#### Provided information

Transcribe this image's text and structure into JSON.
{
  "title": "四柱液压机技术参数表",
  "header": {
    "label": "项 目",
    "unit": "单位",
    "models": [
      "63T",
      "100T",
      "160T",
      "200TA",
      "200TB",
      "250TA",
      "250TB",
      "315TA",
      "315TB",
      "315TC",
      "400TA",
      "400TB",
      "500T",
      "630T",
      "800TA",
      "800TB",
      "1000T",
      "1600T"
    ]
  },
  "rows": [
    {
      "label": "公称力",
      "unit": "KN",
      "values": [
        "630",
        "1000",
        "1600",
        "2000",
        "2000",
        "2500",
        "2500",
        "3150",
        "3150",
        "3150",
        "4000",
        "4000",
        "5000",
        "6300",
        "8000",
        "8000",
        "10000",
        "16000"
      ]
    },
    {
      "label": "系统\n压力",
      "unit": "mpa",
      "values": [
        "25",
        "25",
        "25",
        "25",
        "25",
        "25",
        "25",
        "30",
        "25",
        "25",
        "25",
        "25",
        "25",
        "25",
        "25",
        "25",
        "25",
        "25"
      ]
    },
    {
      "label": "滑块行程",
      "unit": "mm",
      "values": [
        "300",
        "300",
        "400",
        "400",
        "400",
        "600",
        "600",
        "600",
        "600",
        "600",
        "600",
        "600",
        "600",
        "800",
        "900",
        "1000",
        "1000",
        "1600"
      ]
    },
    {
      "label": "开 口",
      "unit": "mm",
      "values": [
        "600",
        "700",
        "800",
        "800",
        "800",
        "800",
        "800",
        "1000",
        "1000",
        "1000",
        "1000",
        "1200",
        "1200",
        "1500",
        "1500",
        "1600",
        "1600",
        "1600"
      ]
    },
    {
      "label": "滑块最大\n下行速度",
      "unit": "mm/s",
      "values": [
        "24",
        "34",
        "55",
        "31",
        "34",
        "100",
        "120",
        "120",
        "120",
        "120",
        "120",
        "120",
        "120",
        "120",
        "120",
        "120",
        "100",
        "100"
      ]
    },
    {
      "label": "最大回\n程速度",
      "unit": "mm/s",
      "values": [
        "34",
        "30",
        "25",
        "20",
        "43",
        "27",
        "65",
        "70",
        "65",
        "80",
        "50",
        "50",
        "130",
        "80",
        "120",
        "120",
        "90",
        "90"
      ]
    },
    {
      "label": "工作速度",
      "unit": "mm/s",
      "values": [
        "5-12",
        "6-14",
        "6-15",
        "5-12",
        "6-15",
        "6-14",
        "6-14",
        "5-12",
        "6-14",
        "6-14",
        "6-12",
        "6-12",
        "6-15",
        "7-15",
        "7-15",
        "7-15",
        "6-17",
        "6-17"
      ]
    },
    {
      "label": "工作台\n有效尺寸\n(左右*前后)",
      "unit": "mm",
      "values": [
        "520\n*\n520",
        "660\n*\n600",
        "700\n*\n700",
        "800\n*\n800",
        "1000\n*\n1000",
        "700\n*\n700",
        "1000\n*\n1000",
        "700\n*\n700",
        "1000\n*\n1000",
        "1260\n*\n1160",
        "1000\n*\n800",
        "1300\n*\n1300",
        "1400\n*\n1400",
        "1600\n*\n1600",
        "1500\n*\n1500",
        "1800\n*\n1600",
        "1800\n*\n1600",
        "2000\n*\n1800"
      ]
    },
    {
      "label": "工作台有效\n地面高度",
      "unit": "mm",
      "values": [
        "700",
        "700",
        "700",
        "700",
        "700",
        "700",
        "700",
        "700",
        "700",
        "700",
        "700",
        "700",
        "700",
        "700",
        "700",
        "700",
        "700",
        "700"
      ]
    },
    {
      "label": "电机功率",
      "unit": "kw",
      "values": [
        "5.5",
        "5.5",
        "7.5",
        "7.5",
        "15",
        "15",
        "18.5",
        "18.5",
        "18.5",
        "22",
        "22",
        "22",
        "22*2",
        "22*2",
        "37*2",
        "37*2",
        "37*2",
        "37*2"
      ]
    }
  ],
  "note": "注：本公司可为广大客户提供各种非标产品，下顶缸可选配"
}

########

Given problem
Restate the listing in full, word for word.

Answer in full
Transcribe this image's text and structure into JSON.
{
  "title": "四柱液压机技术参数表",
  "header": {
    "label": "项 目",
    "unit": "单位",
    "models": [
      "63T",
      "100T",
      "160T",
      "200TA",
      "200TB",
      "250TA",
      "250TB",
      "315TA",
      "315TB",
      "315TC",
      "400TA",
      "400TB",
      "500T",
      "630T",
      "800TA",
      "800TB",
      "1000T",
      "1600T"
    ]
  },
  "rows": [
    {
      "label": "公称力",
      "unit": "KN",
      "values": [
        "630",
        "1000",
        "1600",
        "2000",
        "2000",
        "2500",
        "2500",
        "3150",
        "3150",
        "3150",
        "4000",
        "4000",
        "5000",
        "6300",
        "8000",
        "8000",
        "10000",
        "16000"
      ]
    },
    {
      "label": "系统\n压力",
      "unit": "mpa",
      "values": [
        "25",
        "25",
        "25",
        "25",
        "25",
        "25",
        "25",
        "30",
        "25",
        "25",
        "25",
        "25",
        "25",
        "25",
        "25",
        "25",
        "25",
        "25"
      ]
    },
    {
      "label": "滑块行程",
      "unit": "mm",
      "values": [
        "300",
        "300",
        "400",
        "400",
        "400",
        "600",
        "600",
        "600",
        "600",
        "600",
        "600",
        "600",
        "600",
        "800",
        "900",
        "1000",
        "1000",
        "1600"
      ]
    },
    {
      "label": "开 口",
      "unit": "mm",
      "values": [
        "600",
        "700",
        "800",
        "800",
        "800",
        "800",
        "800",
        "1000",
        "1000",
        "1000",
        "1000",
        "1200",
        "1200",
        "1500",
        "1500",
        "1600",
        "1600",
        "1600"
      ]
    },
    {
      "label": "滑块最大\n下行速度",
      "unit": "mm/s",
      "values": [
        "24",
        "34",
        "55",
        "31",
        "34",
        "100",
        "120",
        "120",
        "120",
        "120",
        "120",
        "120",
        "120",
        "120",
        "120",
        "120",
        "100",
        "100"
      ]
    },
    {
      "label": "最大回\n程速度",
      "unit": "mm/s",
      "values": [
        "34",
        "30",
        "25",
        "20",
        "43",
        "27",
        "65",
        "70",
        "65",
        "80",
        "50",
        "50",
        "130",
        "80",
        "120",
        "120",
        "90",
        "90"
      ]
    },
    {
      "label": "工作速度",
      "unit": "mm/s",
      "values": [
        "5-12",
        "6-14",
        "6-15",
        "5-12",
        "6-15",
        "6-14",
        "6-14",
        "5-12",
        "6-14",
        "6-14",
        "6-12",
        "6-12",
        "6-15",
        "7-15",
        "7-15",
        "7-15",
        "6-17",
        "6-17"
      ]
    },
    {
      "label": "工作台\n有效尺寸\n(左右*前后)",
      "unit": "mm",
      "values": [
        "520\n*\n520",
        "660\n*\n600",
        "700\n*\n700",
        "800\n*\n800",
        "1000\n*\n1000",
        "700\n*\n700",
        "1000\n*\n1000",
        "700\n*\n700",
        "1000\n*\n1000",
        "1260\n*\n1160",
        "1000\n*\n800",
        "1300\n*\n1300",
        "1400\n*\n1400",
        "1600\n*\n1600",
        "1500\n*\n1500",
        "1800\n*\n1600",
        "1800\n*\n1600",
        "2000\n*\n1800"
      ]
    },
    {
      "label": "工作台有效\n地面高度",
      "unit": "mm",
      "values": [
        "700",
        "700",
        "700",
        "700",
        "700",
        "700",
        "700",
        "700",
        "700",
        "700",
        "700",
        "700",
        "700",
        "700",
        "700",
        "700",
        "700",
        "700"
      ]
    },
    {
      "label": "电机功率",
      "unit": "kw",
      "values": [
        "5.5",
        "5.5",
        "7.5",
        "7.5",
        "15",
        "15",
        "18.5",
        "18.5",
        "18.5",
        "22",
        "22",
        "22",
        "22*2",
        "22*2",
        "37*2",
        "37*2",
        "37*2",
        "37*2"
      ]
    }
  ],
  "note": "注：本公司可为广大客户提供各种非标产品，下顶缸可选配"
}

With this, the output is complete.